— Text —
|---|
- Born: 1956
- Died: 12 November 2022
- Citizenship: Australia

Academic background
- Education: Melbourne University Princeton University

Academic work
- Discipline: Mathematics
- Sub-discipline: Mathematical physics
- Institutions: Monash University

= Robert Bartnik =

Australian mathematician

Robert Bartnik (1956 – 2022) was an Australian mathematician based at Monash University. He was known for his contributions to the rigorous mathematical study of general relativity.

== Biography ==
Bartnik was born in 1956. He received his bachelor's and master's degrees from Melbourne University . He was a visiting scholar at the Institute for Advanced Study in 1980–81. He received a PhD in mathematics from Princeton University in 1983, where his advisor was Shing-Tung Yau. He then had postdoctoral positions at New York University and Stanford University, then returned to Australia in 1985.

Bartnik was a Clay Senior Scholar, August to December 2005.
|---|
Region boundary data:
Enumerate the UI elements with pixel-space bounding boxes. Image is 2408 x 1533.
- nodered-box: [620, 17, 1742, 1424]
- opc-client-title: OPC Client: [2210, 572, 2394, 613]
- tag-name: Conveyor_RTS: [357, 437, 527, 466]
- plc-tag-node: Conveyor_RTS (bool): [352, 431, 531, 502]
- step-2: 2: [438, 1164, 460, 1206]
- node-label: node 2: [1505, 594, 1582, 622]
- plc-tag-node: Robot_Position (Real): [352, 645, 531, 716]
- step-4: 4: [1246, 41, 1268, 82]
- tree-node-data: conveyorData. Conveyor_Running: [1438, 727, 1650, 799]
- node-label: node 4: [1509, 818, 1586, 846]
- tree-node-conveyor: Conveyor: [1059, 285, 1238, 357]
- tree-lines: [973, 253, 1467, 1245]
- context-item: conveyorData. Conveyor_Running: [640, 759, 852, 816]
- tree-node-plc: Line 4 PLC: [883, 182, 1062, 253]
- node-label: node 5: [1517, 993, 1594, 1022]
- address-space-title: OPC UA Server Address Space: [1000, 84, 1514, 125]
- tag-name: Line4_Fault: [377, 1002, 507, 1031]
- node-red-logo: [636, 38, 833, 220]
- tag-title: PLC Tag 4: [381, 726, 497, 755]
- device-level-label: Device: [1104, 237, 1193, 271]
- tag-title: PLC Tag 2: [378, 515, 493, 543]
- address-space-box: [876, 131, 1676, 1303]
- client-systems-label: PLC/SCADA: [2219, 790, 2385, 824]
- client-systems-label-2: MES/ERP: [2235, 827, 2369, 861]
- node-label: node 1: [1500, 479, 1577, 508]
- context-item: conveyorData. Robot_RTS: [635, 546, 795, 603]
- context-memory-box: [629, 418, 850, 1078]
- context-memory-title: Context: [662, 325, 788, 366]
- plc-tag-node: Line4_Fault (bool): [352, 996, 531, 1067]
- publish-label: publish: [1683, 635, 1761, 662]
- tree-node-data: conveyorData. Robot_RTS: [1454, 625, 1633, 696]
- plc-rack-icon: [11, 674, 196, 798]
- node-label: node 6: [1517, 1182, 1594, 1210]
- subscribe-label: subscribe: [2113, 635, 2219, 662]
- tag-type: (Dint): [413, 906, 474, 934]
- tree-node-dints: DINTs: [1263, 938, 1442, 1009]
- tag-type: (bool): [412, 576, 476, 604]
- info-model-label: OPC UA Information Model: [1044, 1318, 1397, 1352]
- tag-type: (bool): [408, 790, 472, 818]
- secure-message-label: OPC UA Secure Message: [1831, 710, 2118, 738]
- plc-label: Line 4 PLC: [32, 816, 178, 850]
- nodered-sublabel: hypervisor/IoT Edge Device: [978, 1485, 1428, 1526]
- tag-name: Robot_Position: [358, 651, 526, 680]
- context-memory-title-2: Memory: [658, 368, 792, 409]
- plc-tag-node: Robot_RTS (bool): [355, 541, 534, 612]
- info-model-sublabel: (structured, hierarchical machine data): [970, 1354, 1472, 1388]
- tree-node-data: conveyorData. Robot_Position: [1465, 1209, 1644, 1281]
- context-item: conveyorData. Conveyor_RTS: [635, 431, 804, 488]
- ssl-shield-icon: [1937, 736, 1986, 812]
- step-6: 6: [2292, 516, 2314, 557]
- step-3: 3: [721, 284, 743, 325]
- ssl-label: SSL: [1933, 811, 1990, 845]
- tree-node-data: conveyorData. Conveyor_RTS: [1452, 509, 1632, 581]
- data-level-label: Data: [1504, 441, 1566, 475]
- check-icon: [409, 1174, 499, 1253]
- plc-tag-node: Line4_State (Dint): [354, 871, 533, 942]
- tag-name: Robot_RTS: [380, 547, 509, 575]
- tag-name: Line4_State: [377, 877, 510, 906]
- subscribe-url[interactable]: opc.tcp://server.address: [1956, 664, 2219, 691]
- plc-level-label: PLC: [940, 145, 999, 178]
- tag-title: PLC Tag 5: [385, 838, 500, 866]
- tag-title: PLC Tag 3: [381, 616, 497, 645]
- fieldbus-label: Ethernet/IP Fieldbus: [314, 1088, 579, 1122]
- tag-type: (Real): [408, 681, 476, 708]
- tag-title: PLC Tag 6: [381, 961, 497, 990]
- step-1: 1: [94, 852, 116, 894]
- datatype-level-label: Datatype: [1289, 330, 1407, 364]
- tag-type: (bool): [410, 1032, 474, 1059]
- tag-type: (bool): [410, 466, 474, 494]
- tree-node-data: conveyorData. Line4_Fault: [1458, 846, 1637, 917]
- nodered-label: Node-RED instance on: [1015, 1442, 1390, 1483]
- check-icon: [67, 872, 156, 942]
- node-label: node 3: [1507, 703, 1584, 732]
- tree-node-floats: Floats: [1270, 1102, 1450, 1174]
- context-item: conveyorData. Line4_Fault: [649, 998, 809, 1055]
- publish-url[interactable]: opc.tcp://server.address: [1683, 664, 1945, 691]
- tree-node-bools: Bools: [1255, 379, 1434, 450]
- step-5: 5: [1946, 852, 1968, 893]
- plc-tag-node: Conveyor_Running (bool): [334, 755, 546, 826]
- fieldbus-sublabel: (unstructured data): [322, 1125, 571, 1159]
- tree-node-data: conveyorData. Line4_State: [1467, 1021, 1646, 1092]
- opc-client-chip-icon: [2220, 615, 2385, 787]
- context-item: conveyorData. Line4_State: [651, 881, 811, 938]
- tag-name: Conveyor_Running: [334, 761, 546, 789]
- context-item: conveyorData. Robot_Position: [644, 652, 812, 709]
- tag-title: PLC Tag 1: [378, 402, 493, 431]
|---|
— Exercise instructions —
A - Answer these from the Robert Bartnik biography:
(i) In what year did Bartnik receive his PhD from Princeton University?
(ii) Who was his advisor there?
(iii) In what year did he return to Australia?
B - Translate this sentence from the Robert Bartnik biography into Spanish: "He was a visiting scholar at the Institute for Advanced Study in 1980–81."
C - Continue the Robert Bartnik biography from where it stops.
These records come from a different source than the Robert Bartnik biography.

— The answers —
A -
(i) 1983
(ii) Shing-Tung Yau
(iii) 1985

B - Fue académico visitante en el Institute for Advanced Study en 1980–81.

C -
In 2004 he was elected to the Australian Academy of Science, with citation:

Professor Bartnik is renowned internationally for the application of geometric analysis to mathematical problems arising in Einstein's theory of general relativity. His work is characterised by his ability to uncover new and anticipated phenomena in space-time geometry, often employing sophisticated tools from linear and nonlinear partial differential equations as well as elaborate numerical computations. He has contributed greatly to our understanding of the properties of the Einstein equations and gravitation.

Bartnik died in 2022. A visiting fellowship programme at Monash University bears his name.

== Research ==
His work with John McKinnon has been widely studied in the physics literature. They show that there is a discrete set of static solutions to the coupled Einstein/Yang-Mills equations which are geodesically complete and asymptotically flat. This is interesting since such solutions are known not to exist in the cases of the Einstein vacuum equations, the coupled Einstein/Maxwell equations, and the Yang-Mills equations. Although Bartnik and McKinnon's work was numerical, their observed phenomena has been mathematically justified by Joel Smoller, Arthur Wasserman, Shing-Tung Yau, and Joel McLeod.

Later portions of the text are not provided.